**Task to carry out:** Copy out every line exactly, starting with the line that contains "phone-service-header: 电话服务: [79, 702, 127, 716]" and continuing down through the line that contains "cip-line: 版社，2011. 5: [67, 377, 145, 391]", with both of those lines included.

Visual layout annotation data
---------------

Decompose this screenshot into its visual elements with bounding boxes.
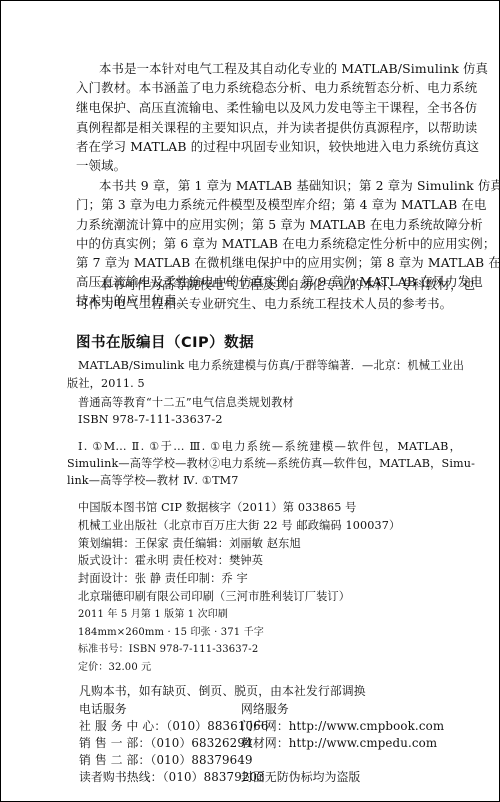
phone-service-header: 电话服务: [79, 702, 127, 716]
text-line: 力系统潮流计算中的应用实例；第 5 章为 MATLAB 在电力系统故障分析: [76, 218, 461, 232]
design-line: 版式设计：霍永明 责任校对：樊钟英: [78, 554, 263, 568]
text-line: 中的仿真实例；第 6 章为 MATLAB 在电力系统稳定性分析中的应用实例；: [76, 237, 461, 251]
text-line: 本书共 9 章，第 1 章为 MATLAB 基础知识；第 2 章为 Simuli…: [99, 179, 461, 193]
text-line: 入门教材。本书涵盖了电力系统稳态分析、电力系统暂态分析、电力系统: [76, 81, 461, 95]
cip-line: 版社，2011. 5: [67, 377, 145, 391]
format-line: 184mm×260mm · 15 印张 · 371 千字: [78, 626, 264, 640]
text-line: 本书是一本针对电气工程及其自动化专业的 MATLAB/Simulink 仿真: [99, 62, 461, 76]
edition-line: 2011 年 5 月第 1 版第 1 次印刷: [78, 608, 228, 622]
cip-class-line: Simulink—高等学校—教材②电力系统—系统仿真—软件包，MATLAB，Si…: [67, 457, 461, 471]
cip-line: MATLAB/Simulink 电力系统建模与仿真/于群等编著．—北京：机械工业…: [78, 359, 461, 373]
text-line: 本书可作为高等院校电气工程及其自动化专业的本科、专科教材，也: [99, 278, 461, 292]
cip-class-line: link—高等学校—教材 Ⅳ. ①TM7: [67, 474, 239, 488]
printer-line: 北京瑞德印刷有限公司印刷（三河市胜利装订厂装订）: [78, 590, 350, 604]
service-notice: 凡购本书，如有缺页、倒页、脱页，由本社发行部调换: [79, 684, 366, 698]
web-service-header: 网络服务: [241, 702, 289, 716]
editors-line: 策划编辑：王保家 责任编辑：刘丽敏 赵东旭: [78, 537, 301, 551]
web-portal: 门户网：http://www.cmpbook.com: [241, 719, 444, 733]
cip-class-line: Ⅰ. ①M… Ⅱ. ①于… Ⅲ. ①电力系统—系统建模—软件包，MATLAB，: [78, 440, 461, 454]
text-line: 第 7 章为 MATLAB 在微机继电保护中的应用实例；第 8 章为 MATLA…: [76, 256, 461, 270]
publisher-line: 机械工业出版社（北京市百万庄大街 22 号 邮政编码 100037）: [78, 519, 400, 533]
phone-sales-2: 销 售 二 部：（010）88379649: [79, 753, 253, 767]
web-textbook: 教材网：http://www.cmpedu.com: [241, 736, 437, 750]
cip-record-number: 中国版本图书馆 CIP 数据核字（2011）第 033865 号: [78, 501, 357, 515]
phone-sales-1: 销 售 一 部：（010）68326294: [79, 736, 253, 750]
phone-reader-hotline: 读者购书热线：（010）88379203: [79, 770, 265, 784]
text-line: 者在学习 MATLAB 的过程中巩固专业知识，较快地进入电力系统仿真这: [76, 140, 461, 154]
price-line: 定价：32.00 元: [78, 661, 151, 675]
cip-heading: 图书在版编目（CIP）数据: [76, 335, 254, 351]
text-line: 真例程都是相关课程的主要知识点，并为读者提供仿真源程序，以帮助读: [76, 121, 461, 135]
text-line: 继电保护、高压直流输电、柔性输电以及风力发电等主干课程，全书各仿: [76, 101, 461, 115]
text-line: 门；第 3 章为电力系统元件模型及模型库介绍；第 4 章为 MATLAB 在电: [76, 198, 461, 212]
text-line: 一领域。: [76, 159, 126, 173]
anti-piracy-notice: 封面无防伪标均为盗版: [241, 770, 360, 784]
copyright-page: 本书是一本针对电气工程及其自动化专业的 MATLAB/Simulink 仿真 入…: [0, 0, 500, 802]
cip-line: 普通高等教育“十二五”电气信息类规划教材: [78, 396, 294, 410]
cover-line: 封面设计：张 静 责任印制：乔 宇: [78, 572, 248, 586]
isbn-line: 标准书号：ISBN 978-7-111-33637-2: [78, 643, 258, 657]
text-line: 可作为电气工程相关专业研究生、电力系统工程技术人员的参考书。: [76, 297, 452, 311]
cip-line: ISBN 978-7-111-33637-2: [78, 413, 223, 427]
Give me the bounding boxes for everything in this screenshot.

---------------

**Exercise solution:**
phone-service-header: 电话服务: [79, 702, 127, 716]
text-line: 力系统潮流计算中的应用实例；第 5 章为 MATLAB 在电力系统故障分析: [76, 218, 461, 232]
design-line: 版式设计：霍永明 责任校对：樊钟英: [78, 554, 263, 568]
text-line: 中的仿真实例；第 6 章为 MATLAB 在电力系统稳定性分析中的应用实例；: [76, 237, 461, 251]
text-line: 本书共 9 章，第 1 章为 MATLAB 基础知识；第 2 章为 Simuli…: [99, 179, 461, 193]
text-line: 入门教材。本书涵盖了电力系统稳态分析、电力系统暂态分析、电力系统: [76, 81, 461, 95]
cip-line: 版社，2011. 5: [67, 377, 145, 391]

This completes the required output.